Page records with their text

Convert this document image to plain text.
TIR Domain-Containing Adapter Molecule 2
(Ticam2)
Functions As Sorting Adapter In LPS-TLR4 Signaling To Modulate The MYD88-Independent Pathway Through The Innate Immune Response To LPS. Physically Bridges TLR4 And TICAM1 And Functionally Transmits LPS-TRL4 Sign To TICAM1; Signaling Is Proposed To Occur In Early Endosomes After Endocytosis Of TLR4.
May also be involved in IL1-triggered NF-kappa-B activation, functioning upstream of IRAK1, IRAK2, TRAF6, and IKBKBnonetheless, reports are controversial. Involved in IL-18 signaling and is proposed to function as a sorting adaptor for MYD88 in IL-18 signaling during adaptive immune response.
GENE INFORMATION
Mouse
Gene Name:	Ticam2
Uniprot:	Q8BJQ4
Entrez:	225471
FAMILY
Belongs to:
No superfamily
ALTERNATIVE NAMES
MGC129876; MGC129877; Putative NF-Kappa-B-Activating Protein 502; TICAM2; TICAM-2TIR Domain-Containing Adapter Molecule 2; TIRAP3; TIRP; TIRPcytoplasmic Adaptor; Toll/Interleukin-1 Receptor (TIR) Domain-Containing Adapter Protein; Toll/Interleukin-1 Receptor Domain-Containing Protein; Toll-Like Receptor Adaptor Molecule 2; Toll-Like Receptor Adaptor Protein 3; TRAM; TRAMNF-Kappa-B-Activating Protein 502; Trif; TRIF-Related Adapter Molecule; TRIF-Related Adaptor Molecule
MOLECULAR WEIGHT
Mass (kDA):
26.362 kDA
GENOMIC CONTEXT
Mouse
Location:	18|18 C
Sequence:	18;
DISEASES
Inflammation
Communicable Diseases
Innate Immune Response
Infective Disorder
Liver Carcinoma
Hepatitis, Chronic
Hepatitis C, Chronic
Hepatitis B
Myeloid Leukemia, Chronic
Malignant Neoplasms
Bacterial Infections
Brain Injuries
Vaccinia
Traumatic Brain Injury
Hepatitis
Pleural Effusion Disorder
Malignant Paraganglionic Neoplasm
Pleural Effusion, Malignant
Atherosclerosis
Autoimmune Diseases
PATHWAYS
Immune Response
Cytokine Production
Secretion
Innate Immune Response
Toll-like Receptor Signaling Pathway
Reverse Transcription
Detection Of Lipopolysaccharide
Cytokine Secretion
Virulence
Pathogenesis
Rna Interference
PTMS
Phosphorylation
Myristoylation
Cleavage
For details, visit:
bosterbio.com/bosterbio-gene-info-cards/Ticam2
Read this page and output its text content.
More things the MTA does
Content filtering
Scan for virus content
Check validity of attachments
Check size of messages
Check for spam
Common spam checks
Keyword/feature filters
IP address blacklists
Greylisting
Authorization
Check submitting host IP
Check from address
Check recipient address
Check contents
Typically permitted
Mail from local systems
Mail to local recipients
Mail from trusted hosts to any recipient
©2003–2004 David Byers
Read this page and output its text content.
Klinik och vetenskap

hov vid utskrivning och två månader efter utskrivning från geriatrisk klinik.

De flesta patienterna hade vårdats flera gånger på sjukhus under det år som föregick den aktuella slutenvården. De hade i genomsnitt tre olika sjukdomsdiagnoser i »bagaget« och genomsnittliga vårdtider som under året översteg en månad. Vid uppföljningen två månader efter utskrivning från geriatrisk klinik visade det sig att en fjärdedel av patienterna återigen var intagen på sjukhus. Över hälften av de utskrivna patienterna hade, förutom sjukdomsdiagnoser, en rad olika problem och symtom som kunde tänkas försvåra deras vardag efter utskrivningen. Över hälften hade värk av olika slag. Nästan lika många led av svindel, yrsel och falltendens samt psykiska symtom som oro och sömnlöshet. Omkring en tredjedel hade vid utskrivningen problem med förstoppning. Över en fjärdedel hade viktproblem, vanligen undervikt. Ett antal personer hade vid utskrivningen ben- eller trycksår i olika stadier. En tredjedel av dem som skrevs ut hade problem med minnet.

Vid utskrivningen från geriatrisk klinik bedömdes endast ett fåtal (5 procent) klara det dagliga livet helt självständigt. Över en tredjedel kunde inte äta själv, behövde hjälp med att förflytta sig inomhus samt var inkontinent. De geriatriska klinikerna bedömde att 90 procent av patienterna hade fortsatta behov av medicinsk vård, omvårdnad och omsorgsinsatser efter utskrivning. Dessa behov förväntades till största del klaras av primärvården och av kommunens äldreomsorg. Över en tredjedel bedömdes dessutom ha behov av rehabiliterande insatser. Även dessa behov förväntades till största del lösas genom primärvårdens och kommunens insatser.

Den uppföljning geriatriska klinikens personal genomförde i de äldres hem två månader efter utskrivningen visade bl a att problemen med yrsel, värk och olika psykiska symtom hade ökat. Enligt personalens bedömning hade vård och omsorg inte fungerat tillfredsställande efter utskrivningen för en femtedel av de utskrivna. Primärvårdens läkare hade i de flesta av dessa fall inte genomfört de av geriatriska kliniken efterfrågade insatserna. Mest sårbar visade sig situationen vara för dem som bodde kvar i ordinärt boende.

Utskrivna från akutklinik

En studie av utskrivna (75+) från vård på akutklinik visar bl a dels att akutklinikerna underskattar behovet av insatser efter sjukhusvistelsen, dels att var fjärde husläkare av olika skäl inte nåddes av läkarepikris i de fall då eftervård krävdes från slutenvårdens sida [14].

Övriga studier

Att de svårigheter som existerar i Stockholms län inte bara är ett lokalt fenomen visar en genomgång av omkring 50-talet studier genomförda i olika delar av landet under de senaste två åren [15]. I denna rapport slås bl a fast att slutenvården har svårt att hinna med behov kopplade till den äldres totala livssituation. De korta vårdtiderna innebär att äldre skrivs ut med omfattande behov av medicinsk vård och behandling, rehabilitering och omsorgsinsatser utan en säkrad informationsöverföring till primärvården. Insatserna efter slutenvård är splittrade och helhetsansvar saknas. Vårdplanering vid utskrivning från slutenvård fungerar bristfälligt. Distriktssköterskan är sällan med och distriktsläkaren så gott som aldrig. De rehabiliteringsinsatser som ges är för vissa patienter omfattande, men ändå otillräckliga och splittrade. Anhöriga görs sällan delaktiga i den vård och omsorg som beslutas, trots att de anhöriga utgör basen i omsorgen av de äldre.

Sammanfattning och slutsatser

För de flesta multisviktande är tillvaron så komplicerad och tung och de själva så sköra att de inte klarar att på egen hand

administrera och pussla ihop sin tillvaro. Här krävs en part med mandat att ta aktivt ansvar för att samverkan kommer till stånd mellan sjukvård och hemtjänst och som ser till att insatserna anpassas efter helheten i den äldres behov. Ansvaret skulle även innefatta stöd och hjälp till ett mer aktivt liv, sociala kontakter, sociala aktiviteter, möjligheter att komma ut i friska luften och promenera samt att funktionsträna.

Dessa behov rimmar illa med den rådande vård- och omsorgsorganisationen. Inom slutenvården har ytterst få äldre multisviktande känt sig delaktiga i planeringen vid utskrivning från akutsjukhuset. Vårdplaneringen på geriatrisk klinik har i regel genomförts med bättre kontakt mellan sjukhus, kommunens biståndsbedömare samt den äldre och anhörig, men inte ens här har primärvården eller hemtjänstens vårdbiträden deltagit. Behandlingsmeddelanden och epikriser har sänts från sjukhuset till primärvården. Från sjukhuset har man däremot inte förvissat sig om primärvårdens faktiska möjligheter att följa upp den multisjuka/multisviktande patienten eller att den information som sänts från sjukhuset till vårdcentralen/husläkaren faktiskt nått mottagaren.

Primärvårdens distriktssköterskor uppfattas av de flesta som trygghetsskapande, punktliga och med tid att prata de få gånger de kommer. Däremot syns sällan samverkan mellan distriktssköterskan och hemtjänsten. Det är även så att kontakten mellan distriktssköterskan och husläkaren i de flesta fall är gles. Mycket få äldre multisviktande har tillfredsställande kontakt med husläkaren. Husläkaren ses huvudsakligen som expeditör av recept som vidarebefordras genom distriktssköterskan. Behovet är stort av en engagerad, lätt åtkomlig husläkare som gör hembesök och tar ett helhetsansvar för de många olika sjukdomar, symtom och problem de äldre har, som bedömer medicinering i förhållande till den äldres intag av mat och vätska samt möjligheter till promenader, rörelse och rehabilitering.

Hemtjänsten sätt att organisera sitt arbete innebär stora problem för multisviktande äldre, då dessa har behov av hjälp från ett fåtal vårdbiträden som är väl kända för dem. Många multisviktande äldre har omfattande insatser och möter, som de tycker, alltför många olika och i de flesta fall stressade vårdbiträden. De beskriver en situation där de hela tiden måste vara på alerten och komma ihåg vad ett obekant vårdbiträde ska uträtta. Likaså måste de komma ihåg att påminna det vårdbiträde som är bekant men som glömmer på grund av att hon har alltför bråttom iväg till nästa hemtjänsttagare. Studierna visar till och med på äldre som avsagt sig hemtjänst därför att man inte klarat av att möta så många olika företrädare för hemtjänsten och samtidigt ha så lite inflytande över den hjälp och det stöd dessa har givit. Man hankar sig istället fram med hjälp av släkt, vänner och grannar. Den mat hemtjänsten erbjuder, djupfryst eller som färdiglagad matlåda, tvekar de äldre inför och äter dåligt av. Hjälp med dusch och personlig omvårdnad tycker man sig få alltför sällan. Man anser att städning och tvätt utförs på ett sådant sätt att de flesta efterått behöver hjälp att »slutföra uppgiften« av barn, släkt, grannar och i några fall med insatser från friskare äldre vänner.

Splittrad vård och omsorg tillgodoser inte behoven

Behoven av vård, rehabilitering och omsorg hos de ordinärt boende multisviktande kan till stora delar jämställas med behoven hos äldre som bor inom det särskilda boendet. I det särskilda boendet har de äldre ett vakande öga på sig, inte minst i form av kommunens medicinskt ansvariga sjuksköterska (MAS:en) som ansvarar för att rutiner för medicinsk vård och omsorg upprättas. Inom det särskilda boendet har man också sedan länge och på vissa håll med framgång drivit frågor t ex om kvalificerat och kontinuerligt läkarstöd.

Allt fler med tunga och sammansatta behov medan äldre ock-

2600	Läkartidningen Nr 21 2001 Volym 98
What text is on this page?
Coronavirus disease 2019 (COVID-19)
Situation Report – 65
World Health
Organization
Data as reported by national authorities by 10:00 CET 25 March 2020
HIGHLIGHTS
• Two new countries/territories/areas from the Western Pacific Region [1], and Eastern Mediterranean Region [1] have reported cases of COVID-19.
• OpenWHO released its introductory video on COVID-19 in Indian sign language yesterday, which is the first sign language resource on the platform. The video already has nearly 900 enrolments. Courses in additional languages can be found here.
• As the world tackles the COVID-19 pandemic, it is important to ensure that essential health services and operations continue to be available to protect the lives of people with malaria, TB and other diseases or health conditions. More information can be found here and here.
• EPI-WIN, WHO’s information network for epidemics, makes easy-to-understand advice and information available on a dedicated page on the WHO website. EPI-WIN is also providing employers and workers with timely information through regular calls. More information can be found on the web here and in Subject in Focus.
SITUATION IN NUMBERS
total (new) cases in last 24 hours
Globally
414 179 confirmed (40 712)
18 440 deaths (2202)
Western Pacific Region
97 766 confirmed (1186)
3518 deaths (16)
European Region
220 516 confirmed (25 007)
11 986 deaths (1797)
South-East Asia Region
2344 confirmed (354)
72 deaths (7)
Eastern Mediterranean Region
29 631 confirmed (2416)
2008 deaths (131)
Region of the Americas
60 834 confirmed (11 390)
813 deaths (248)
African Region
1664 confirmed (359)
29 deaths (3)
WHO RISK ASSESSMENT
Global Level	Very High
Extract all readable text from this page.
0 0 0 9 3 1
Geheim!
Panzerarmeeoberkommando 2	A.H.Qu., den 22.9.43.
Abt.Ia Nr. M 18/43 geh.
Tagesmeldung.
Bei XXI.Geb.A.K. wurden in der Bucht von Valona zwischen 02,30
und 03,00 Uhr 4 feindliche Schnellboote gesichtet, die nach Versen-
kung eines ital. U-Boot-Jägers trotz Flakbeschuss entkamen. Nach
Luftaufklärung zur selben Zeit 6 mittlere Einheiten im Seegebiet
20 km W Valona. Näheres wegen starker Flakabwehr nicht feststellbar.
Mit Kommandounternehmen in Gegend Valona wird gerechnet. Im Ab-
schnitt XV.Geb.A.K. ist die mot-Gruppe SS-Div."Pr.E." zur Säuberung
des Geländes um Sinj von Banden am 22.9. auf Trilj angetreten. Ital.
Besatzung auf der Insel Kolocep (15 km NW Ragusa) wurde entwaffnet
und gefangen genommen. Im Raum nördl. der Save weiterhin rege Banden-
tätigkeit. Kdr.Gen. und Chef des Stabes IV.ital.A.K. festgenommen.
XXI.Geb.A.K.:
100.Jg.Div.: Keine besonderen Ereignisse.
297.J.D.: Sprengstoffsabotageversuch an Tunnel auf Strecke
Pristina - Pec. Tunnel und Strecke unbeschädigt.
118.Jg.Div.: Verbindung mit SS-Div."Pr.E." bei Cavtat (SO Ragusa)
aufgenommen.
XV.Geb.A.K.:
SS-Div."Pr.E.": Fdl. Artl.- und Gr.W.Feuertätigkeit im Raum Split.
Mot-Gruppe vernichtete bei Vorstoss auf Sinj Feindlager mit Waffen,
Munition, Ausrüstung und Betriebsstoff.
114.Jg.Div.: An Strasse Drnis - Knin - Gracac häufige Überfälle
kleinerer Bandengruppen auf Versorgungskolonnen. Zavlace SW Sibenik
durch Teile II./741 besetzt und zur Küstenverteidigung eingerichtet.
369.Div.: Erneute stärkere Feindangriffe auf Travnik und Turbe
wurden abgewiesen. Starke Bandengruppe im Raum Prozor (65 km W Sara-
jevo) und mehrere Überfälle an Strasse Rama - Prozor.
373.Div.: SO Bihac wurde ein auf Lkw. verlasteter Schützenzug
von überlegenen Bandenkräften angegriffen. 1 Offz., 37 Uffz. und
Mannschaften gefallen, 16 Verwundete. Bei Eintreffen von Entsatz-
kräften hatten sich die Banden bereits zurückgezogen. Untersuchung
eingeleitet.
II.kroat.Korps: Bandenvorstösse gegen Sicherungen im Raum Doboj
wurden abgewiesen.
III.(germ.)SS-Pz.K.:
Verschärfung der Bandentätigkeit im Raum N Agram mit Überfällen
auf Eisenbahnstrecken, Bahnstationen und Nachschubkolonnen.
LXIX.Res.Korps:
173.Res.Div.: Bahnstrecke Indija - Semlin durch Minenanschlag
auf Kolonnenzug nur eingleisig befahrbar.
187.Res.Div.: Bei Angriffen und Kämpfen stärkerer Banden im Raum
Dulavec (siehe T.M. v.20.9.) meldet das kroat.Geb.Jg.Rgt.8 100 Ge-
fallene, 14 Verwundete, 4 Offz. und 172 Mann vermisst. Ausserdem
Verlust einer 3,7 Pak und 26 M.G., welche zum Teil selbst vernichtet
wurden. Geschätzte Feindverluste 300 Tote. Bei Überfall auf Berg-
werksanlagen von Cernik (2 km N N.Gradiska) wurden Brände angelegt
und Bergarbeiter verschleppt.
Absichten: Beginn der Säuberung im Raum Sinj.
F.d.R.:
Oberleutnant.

§ Activity
I need every line of the data that has the word "Effusion"; please list them.

§ Written solution
Pleural Effusion Disorder
Pleural Effusion, Malignant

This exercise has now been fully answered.